Each line of the records has to be copied exactly, though the pictures must be left out.
SOURCE MATERIAL Block Start
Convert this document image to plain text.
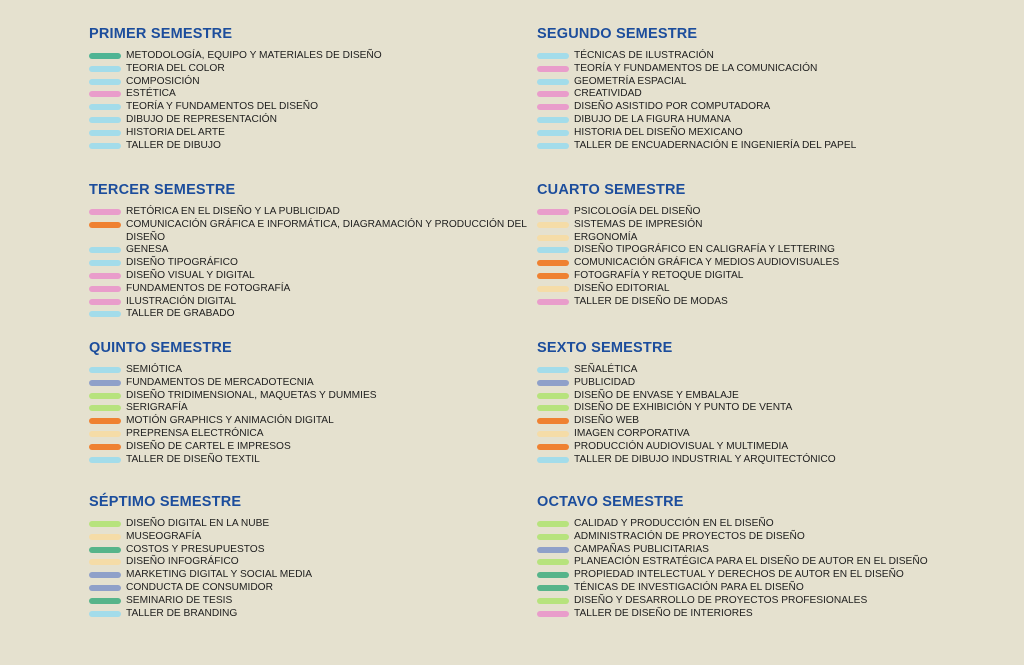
PRIMER SEMESTRE
METODOLOGÍA, EQUIPO Y MATERIALES DE DISEÑO
TEORIA DEL COLOR
COMPOSICIÓN
ESTÉTICA
TEORÍA Y FUNDAMENTOS DEL DISEÑO
DIBUJO DE REPRESENTACIÓN
HISTORIA DEL ARTE
TALLER DE DIBUJO
SEGUNDO SEMESTRE
TÉCNICAS DE ILUSTRACIÓN
TEORÍA Y FUNDAMENTOS DE LA COMUNICACIÓN
GEOMETRÍA ESPACIAL
CREATIVIDAD
DISEÑO ASISTIDO POR COMPUTADORA
DIBUJO DE LA FIGURA HUMANA
HISTORIA DEL DISEÑO MEXICANO
TALLER DE ENCUADERNACIÓN E INGENIERÍA DEL PAPEL
TERCER SEMESTRE
RETÓRICA EN EL DISEÑO Y LA PUBLICIDAD
COMUNICACIÓN GRÁFICA E INFORMÁTICA, DIAGRAMACIÓN Y PRODUCCIÓN DEL DISEÑO
GENESA
DISEÑO TIPOGRÁFICO
DISEÑO VISUAL Y DIGITAL
FUNDAMENTOS DE FOTOGRAFÍA
ILUSTRACIÓN DIGITAL
TALLER DE GRABADO
CUARTO SEMESTRE
PSICOLOGÍA DEL DISEÑO
SISTEMAS DE IMPRESIÓN
ERGONOMÍA
DISEÑO TIPOGRÁFICO EN CALIGRAFÍA Y LETTERING
COMUNICACIÓN GRÁFICA Y MEDIOS AUDIOVISUALES
FOTOGRAFÍA Y RETOQUE DIGITAL
DISEÑO EDITORIAL
TALLER DE DISEÑO DE MODAS
QUINTO SEMESTRE
SEMIÓTICA
FUNDAMENTOS DE MERCADOTECNIA
DISEÑO TRIDIMENSIONAL, MAQUETAS Y DUMMIES
SERIGRAFÍA
MOTIÓN GRAPHICS Y ANIMACIÓN DIGITAL
PREPRENSA ELECTRÓNICA
DISEÑO DE CARTEL E IMPRESOS
TALLER DE DISEÑO TEXTIL
SEXTO SEMESTRE
SEÑALÉTICA
PUBLICIDAD
DISEÑO DE ENVASE Y EMBALAJE
DISEÑO DE EXHIBICIÓN Y PUNTO DE VENTA
DISEÑO WEB
IMAGEN CORPORATIVA
PRODUCCIÓN AUDIOVISUAL Y MULTIMEDIA
TALLER DE DIBUJO INDUSTRIAL Y ARQUITECTÓNICO
SÉPTIMO SEMESTRE
DISEÑO DIGITAL EN LA NUBE
MUSEOGRAFÍA
COSTOS Y PRESUPUESTOS
DISEÑO INFOGRÁFICO
MARKETING DIGITAL Y SOCIAL MEDIA
CONDUCTA DE CONSUMIDOR
SEMINARIO DE TESIS
TALLER DE BRANDING
OCTAVO SEMESTRE
CALIDAD Y PRODUCCIÓN EN EL DISEÑO
ADMINISTRACIÓN DE PROYECTOS DE DISEÑO
CAMPAÑAS PUBLICITARIAS
PLANEACIÓN ESTRATÉGICA PARA EL DISEÑO DE AUTOR EN EL DISEÑO
PROPIEDAD INTELECTUAL Y DERECHOS DE AUTOR EN EL DISEÑO
TÉNICAS DE INVESTIGACIÓN PARA EL DISEÑO
DISEÑO Y DESARROLLO DE PROYECTOS PROFESIONALES
TALLER DE DISEÑO DE INTERIORES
SOURCE MATERIAL Block End
• _RESPONSE TO THE TASK_:
Convert this document image to plain text.
PRIMER SEMESTRE
METODOLOGÍA, EQUIPO Y MATERIALES DE DISEÑO
TEORIA DEL COLOR
COMPOSICIÓN
ESTÉTICA
TEORÍA Y FUNDAMENTOS DEL DISEÑO
DIBUJO DE REPRESENTACIÓN
HISTORIA DEL ARTE
TALLER DE DIBUJO
SEGUNDO SEMESTRE
TÉCNICAS DE ILUSTRACIÓN
TEORÍA Y FUNDAMENTOS DE LA COMUNICACIÓN
GEOMETRÍA ESPACIAL
CREATIVIDAD
DISEÑO ASISTIDO POR COMPUTADORA
DIBUJO DE LA FIGURA HUMANA
HISTORIA DEL DISEÑO MEXICANO
TALLER DE ENCUADERNACIÓN E INGENIERÍA DEL PAPEL
TERCER SEMESTRE
RETÓRICA EN EL DISEÑO Y LA PUBLICIDAD
COMUNICACIÓN GRÁFICA E INFORMÁTICA, DIAGRAMACIÓN Y PRODUCCIÓN DEL DISEÑO
GENESA
DISEÑO TIPOGRÁFICO
DISEÑO VISUAL Y DIGITAL
FUNDAMENTOS DE FOTOGRAFÍA
ILUSTRACIÓN DIGITAL
TALLER DE GRABADO
CUARTO SEMESTRE
PSICOLOGÍA DEL DISEÑO
SISTEMAS DE IMPRESIÓN
ERGONOMÍA
DISEÑO TIPOGRÁFICO EN CALIGRAFÍA Y LETTERING
COMUNICACIÓN GRÁFICA Y MEDIOS AUDIOVISUALES
FOTOGRAFÍA Y RETOQUE DIGITAL
DISEÑO EDITORIAL
TALLER DE DISEÑO DE MODAS
QUINTO SEMESTRE
SEMIÓTICA
FUNDAMENTOS DE MERCADOTECNIA
DISEÑO TRIDIMENSIONAL, MAQUETAS Y DUMMIES
SERIGRAFÍA
MOTIÓN GRAPHICS Y ANIMACIÓN DIGITAL
PREPRENSA ELECTRÓNICA
DISEÑO DE CARTEL E IMPRESOS
TALLER DE DISEÑO TEXTIL
SEXTO SEMESTRE
SEÑALÉTICA
PUBLICIDAD
DISEÑO DE ENVASE Y EMBALAJE
DISEÑO DE EXHIBICIÓN Y PUNTO DE VENTA
DISEÑO WEB
IMAGEN CORPORATIVA
PRODUCCIÓN AUDIOVISUAL Y MULTIMEDIA
TALLER DE DIBUJO INDUSTRIAL Y ARQUITECTÓNICO
SÉPTIMO SEMESTRE
DISEÑO DIGITAL EN LA NUBE
MUSEOGRAFÍA
COSTOS Y PRESUPUESTOS
DISEÑO INFOGRÁFICO
MARKETING DIGITAL Y SOCIAL MEDIA
CONDUCTA DE CONSUMIDOR
SEMINARIO DE TESIS
TALLER DE BRANDING
OCTAVO SEMESTRE
CALIDAD Y PRODUCCIÓN EN EL DISEÑO
ADMINISTRACIÓN DE PROYECTOS DE DISEÑO
CAMPAÑAS PUBLICITARIAS
PLANEACIÓN ESTRATÉGICA PARA EL DISEÑO DE AUTOR EN EL DISEÑO
PROPIEDAD INTELECTUAL Y DERECHOS DE AUTOR EN EL DISEÑO
TÉNICAS DE INVESTIGACIÓN PARA EL DISEÑO
DISEÑO Y DESARROLLO DE PROYECTOS PROFESIONALES
TALLER DE DISEÑO DE INTERIORES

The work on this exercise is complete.